- Direction
Render the listing from its first line up to and including the line with "- x-tick-label: -11: [88, 426, 102, 446]" as a Markdown table with the columns Row and Entry, numbering each row and leaving out blank lines.

- Given records
________________________
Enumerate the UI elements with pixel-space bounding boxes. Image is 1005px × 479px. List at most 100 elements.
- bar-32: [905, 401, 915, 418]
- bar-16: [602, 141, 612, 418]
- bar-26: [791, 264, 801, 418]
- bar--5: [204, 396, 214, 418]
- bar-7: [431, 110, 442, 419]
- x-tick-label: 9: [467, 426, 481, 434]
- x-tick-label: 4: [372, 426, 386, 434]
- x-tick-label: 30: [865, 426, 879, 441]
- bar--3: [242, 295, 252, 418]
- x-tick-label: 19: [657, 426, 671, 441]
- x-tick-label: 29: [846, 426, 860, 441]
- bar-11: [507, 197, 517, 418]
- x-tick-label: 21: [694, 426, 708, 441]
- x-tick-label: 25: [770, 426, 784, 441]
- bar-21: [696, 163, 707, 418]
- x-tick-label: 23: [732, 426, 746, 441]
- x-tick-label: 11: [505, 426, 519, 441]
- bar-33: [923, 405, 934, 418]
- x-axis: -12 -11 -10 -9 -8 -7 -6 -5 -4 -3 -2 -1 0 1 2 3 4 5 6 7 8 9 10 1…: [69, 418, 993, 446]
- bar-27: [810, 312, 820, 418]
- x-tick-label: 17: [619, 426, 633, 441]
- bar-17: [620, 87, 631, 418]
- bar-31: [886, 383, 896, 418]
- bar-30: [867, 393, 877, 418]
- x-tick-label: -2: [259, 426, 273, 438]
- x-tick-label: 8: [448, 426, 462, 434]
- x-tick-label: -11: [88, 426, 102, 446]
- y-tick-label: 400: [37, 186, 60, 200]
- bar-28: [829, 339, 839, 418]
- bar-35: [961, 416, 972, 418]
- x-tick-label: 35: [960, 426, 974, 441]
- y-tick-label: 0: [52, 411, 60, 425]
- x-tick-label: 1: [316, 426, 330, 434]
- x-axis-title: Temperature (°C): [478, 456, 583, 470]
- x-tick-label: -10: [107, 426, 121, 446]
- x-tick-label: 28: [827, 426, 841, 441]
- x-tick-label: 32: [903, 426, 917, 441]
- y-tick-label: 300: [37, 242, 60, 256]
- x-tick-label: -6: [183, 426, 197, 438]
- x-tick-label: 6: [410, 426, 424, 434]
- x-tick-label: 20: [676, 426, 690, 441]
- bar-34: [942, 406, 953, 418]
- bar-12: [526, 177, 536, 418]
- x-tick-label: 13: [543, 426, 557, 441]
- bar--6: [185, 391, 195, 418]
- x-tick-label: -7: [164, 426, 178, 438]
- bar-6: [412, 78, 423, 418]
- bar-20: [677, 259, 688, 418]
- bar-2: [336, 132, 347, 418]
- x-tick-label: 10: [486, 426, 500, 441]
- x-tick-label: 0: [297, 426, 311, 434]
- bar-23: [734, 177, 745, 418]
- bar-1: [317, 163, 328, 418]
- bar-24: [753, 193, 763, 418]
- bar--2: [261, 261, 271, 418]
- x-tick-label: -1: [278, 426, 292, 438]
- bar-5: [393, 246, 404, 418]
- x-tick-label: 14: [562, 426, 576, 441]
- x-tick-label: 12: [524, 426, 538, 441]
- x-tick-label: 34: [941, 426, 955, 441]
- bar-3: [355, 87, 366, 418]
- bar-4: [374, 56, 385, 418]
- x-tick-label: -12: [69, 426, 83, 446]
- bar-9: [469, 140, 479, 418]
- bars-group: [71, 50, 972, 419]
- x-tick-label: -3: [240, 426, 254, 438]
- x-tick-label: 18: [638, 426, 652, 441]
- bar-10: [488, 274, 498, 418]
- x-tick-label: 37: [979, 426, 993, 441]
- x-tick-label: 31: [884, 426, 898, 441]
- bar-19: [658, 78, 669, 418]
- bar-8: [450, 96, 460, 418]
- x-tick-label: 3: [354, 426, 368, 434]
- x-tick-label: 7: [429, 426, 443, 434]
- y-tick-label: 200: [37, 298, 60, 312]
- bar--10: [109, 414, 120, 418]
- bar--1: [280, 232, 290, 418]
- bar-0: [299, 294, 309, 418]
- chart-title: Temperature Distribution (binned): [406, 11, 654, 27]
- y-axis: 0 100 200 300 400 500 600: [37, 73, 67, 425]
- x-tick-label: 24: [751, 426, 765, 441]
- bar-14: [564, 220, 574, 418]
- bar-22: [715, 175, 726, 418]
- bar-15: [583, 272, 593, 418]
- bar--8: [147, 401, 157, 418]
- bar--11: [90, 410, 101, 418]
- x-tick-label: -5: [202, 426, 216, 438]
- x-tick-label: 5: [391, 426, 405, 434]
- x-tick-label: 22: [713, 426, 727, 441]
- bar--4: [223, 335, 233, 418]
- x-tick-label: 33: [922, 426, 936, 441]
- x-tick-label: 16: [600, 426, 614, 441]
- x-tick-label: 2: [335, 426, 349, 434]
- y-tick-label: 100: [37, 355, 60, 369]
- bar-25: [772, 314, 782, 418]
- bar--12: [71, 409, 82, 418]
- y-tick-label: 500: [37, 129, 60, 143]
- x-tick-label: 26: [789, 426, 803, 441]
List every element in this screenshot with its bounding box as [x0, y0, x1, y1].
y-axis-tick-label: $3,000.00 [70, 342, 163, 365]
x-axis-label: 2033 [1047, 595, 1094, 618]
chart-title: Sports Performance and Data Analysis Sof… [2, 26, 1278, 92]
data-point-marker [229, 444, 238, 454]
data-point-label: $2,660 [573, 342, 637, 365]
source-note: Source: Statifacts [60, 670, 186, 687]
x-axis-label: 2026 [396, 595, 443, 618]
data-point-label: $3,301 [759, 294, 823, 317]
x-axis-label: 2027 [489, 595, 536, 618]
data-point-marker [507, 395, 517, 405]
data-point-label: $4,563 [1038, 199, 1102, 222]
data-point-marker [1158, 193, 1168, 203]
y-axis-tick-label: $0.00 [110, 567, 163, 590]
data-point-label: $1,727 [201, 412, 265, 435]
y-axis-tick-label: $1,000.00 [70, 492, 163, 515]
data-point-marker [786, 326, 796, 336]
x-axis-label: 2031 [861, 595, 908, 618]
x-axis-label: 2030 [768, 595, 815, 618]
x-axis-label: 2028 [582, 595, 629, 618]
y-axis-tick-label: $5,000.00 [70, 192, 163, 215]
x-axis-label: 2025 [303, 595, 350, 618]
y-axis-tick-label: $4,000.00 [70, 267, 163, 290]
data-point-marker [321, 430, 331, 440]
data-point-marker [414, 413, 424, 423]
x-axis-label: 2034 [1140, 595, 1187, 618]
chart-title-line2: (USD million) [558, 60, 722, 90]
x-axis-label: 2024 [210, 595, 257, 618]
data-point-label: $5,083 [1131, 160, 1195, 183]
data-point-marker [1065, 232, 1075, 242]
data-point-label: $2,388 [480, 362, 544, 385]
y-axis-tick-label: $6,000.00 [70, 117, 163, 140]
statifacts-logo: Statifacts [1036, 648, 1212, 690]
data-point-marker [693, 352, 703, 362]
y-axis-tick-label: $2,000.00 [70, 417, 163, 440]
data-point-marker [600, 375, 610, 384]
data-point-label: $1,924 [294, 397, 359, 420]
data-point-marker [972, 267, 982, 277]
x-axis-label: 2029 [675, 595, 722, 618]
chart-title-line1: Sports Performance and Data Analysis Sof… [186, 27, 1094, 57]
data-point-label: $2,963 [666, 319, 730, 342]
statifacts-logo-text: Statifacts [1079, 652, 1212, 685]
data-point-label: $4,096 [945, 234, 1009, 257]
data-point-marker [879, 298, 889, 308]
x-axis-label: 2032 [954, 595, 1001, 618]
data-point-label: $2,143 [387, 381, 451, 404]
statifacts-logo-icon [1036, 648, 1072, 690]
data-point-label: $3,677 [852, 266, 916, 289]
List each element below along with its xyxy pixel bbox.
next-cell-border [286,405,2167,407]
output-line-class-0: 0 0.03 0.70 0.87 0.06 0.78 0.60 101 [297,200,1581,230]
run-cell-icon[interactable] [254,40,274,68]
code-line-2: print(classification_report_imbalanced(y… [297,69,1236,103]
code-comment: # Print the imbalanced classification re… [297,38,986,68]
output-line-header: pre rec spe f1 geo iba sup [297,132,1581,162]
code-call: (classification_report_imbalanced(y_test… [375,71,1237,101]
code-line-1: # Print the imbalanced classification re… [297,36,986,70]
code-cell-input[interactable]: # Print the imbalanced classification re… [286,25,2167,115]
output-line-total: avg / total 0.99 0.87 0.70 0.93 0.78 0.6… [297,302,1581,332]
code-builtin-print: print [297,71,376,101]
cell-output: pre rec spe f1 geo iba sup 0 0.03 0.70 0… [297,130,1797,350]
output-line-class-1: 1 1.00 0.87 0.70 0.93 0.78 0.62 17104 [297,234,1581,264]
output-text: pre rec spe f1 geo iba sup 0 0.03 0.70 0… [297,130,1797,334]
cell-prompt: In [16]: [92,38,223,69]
________________________
- Solution to this task
| Row | Entry |
|---|---|
| 1 | Enumerate the UI elements with pixel-space bounding boxes. Image is 1005px × 479px. List at most 100 elements. |
| 2 | - bar-32: [905, 401, 915, 418] |
| 3 | - bar-16: [602, 141, 612, 418] |
| 4 | - bar-26: [791, 264, 801, 418] |
| 5 | - bar--5: [204, 396, 214, 418] |
| 6 | - bar-7: [431, 110, 442, 419] |
| 7 | - x-tick-label: 9: [467, 426, 481, 434] |
| 8 | - x-tick-label: 4: [372, 426, 386, 434] |
| 9 | - x-tick-label: 30: [865, 426, 879, 441] |
| 10 | - bar--3: [242, 295, 252, 418] |
| 11 | - x-tick-label: 19: [657, 426, 671, 441] |
| 12 | - x-tick-label: 29: [846, 426, 860, 441] |
| 13 | - bar-11: [507, 197, 517, 418] |
| 14 | - x-tick-label: 21: [694, 426, 708, 441] |
| 15 | - x-tick-label: 25: [770, 426, 784, 441] |
| 16 | - bar-21: [696, 163, 707, 418] |
| 17 | - x-tick-label: 23: [732, 426, 746, 441] |
| 18 | - x-tick-label: 11: [505, 426, 519, 441] |
| 19 | - bar-33: [923, 405, 934, 418] |
| 20 | - x-axis: -12 -11 -10 -9 -8 -7 -6 -5 -4 -3 -2 -1 0 1 2 3 4 5 6 7 8 9 10 1…: [69, 418, 993, 446] |
| 21 | - bar-27: [810, 312, 820, 418] |
| 22 | - x-tick-label: 17: [619, 426, 633, 441] |
| 23 | - bar-17: [620, 87, 631, 418] |
| 24 | - bar-31: [886, 383, 896, 418] |
| 25 | - bar-30: [867, 393, 877, 418] |
| 26 | - x-tick-label: -2: [259, 426, 273, 438] |
| 27 | - x-tick-label: 8: [448, 426, 462, 434] |
| 28 | - x-tick-label: -11: [88, 426, 102, 446] |